#### [Goal of the exercise]
Read the lines that follow and pick out every one containing the word "content".

════════════════

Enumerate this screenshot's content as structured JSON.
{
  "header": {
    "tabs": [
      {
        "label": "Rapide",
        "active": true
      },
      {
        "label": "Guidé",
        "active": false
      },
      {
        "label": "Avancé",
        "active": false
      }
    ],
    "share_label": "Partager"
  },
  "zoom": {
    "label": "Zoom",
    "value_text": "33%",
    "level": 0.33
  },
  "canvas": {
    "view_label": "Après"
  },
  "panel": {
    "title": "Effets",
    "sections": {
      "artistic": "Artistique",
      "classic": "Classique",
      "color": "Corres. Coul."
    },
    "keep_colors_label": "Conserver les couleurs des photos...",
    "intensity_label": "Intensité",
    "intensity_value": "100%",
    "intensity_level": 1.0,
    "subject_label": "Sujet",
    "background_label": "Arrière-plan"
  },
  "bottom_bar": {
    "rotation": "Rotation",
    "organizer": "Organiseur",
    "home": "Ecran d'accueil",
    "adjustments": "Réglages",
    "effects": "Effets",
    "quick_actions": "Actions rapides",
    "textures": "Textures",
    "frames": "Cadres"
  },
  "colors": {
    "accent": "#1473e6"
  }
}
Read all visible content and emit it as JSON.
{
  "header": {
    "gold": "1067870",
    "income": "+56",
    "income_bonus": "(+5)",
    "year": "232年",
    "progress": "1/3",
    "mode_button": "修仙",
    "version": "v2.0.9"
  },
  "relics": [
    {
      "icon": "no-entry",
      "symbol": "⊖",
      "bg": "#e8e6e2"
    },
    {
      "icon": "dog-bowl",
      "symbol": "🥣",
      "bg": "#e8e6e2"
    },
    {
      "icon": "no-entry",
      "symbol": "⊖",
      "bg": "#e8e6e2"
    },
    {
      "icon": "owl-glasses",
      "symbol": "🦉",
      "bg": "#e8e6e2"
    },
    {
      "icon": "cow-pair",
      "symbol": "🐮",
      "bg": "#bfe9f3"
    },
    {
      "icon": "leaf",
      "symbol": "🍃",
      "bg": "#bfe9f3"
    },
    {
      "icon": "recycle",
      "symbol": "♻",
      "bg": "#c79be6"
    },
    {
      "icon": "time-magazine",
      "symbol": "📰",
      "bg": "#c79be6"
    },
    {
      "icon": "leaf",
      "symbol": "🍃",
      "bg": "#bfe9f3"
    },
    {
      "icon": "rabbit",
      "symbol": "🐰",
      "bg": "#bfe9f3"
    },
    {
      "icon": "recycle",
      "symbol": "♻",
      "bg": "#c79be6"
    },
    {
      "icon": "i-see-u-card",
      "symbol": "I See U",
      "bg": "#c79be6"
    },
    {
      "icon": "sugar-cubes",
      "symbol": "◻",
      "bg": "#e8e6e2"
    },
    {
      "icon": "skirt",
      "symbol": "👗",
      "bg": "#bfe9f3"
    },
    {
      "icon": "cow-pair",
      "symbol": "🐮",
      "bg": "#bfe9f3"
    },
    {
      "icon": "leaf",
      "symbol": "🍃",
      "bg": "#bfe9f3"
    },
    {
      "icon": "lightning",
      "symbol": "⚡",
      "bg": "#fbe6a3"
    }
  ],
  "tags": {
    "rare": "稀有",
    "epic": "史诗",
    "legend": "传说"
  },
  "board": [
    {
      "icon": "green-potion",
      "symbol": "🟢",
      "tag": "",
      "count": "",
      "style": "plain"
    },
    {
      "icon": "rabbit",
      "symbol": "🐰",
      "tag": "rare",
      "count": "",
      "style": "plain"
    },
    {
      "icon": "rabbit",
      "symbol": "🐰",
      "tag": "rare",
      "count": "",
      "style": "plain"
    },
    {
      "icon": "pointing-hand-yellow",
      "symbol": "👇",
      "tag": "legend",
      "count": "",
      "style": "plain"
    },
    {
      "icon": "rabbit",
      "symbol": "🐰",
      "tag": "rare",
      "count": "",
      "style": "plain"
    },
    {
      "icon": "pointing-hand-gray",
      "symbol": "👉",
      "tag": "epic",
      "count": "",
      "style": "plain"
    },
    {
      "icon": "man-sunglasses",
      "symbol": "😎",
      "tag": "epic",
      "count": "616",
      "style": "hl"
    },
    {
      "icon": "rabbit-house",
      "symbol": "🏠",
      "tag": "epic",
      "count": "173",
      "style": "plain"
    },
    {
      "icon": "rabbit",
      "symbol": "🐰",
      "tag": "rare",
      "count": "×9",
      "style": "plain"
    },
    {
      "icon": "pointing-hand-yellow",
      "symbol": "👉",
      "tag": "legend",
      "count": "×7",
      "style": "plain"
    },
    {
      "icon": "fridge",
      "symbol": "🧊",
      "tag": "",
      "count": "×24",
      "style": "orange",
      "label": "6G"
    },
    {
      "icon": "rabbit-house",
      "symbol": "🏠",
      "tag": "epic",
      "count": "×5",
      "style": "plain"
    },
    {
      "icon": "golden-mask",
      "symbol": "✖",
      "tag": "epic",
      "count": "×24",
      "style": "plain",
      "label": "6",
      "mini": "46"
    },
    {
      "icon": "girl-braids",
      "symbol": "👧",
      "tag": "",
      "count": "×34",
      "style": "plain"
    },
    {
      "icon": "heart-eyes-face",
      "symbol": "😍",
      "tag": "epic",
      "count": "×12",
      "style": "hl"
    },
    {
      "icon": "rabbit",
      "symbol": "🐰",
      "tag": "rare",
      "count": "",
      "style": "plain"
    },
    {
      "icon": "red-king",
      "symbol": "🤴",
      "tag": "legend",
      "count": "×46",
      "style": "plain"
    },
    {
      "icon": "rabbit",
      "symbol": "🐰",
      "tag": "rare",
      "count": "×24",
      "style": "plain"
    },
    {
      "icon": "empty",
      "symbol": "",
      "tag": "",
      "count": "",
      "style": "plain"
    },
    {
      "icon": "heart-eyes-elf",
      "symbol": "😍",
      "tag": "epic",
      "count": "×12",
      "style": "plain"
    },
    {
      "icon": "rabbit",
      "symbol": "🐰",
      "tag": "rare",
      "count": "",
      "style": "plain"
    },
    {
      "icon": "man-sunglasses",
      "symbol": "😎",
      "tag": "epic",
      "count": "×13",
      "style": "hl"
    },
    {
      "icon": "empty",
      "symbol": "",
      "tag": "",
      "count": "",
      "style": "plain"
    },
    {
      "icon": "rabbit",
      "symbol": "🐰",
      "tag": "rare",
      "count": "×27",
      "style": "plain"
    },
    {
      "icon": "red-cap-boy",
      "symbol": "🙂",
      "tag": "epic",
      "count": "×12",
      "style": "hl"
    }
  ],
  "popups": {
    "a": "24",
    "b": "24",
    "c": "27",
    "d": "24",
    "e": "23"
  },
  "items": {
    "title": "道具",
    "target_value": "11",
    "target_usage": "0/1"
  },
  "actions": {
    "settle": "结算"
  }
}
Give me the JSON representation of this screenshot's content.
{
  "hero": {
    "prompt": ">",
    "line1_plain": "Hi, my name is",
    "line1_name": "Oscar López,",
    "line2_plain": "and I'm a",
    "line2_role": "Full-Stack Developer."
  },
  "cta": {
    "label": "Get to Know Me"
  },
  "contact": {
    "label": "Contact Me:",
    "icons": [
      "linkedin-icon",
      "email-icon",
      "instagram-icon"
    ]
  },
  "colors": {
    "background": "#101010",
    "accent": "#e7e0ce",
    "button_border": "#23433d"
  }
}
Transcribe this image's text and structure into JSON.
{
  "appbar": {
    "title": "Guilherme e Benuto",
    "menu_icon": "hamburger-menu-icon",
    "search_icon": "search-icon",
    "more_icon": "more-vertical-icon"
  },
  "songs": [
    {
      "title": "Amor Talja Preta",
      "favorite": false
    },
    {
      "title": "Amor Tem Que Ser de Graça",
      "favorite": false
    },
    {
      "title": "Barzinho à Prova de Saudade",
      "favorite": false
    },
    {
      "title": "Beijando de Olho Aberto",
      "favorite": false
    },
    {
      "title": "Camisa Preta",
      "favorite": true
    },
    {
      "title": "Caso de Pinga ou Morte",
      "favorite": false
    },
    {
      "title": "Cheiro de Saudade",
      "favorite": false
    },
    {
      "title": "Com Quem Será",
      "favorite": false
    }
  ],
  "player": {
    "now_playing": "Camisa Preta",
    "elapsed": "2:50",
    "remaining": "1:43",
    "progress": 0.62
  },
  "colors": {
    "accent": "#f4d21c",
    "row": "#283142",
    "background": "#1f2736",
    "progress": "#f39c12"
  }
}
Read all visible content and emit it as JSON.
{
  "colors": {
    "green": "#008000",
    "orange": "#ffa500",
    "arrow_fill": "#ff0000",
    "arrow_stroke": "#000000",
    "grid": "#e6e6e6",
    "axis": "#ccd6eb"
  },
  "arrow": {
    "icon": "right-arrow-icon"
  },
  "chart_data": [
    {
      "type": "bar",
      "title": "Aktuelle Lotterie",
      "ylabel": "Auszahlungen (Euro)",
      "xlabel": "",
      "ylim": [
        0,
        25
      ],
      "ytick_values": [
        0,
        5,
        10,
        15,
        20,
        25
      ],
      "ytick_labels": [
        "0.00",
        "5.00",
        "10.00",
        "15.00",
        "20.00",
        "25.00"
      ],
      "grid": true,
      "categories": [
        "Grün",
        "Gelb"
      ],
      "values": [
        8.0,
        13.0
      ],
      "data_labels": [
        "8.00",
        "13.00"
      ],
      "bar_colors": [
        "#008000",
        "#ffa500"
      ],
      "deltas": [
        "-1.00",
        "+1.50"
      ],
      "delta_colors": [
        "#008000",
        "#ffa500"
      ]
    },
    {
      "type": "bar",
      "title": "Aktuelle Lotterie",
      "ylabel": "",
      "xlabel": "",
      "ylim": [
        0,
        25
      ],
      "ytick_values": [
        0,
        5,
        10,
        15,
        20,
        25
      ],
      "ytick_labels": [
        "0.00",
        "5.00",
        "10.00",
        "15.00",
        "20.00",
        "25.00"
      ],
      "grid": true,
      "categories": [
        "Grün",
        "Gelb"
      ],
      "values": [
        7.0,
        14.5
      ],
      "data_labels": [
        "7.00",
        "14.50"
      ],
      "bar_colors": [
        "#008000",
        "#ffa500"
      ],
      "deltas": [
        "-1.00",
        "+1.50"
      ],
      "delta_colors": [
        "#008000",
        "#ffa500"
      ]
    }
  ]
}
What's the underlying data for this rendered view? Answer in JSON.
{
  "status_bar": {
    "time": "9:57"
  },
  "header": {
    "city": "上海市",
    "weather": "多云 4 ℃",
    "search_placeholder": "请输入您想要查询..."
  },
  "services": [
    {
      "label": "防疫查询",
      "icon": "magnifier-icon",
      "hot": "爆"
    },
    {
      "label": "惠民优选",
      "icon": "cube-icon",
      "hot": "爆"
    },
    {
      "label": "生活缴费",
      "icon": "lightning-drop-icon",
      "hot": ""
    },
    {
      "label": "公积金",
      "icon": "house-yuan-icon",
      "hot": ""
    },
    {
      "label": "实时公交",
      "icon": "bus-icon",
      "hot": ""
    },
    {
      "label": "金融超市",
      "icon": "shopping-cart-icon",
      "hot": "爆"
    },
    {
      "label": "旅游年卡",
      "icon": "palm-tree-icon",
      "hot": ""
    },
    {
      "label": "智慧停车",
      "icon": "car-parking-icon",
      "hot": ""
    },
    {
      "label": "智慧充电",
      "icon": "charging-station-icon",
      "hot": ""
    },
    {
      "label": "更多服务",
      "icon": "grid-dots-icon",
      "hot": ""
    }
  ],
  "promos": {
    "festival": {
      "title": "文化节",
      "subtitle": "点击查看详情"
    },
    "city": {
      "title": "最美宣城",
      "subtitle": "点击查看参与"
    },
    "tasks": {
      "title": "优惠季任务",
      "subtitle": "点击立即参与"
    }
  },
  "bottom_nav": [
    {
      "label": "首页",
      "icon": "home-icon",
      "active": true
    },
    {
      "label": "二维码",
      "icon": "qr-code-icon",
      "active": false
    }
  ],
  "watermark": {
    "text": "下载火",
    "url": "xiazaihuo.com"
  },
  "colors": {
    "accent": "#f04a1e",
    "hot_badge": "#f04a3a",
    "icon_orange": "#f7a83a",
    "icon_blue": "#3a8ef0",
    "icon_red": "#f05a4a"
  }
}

════════════════

#### [Correct result]
Enumerate this screenshot's content as structured JSON.
Read all visible content and emit it as JSON.
Give me the JSON representation of this screenshot's content.
Read all visible content and emit it as JSON.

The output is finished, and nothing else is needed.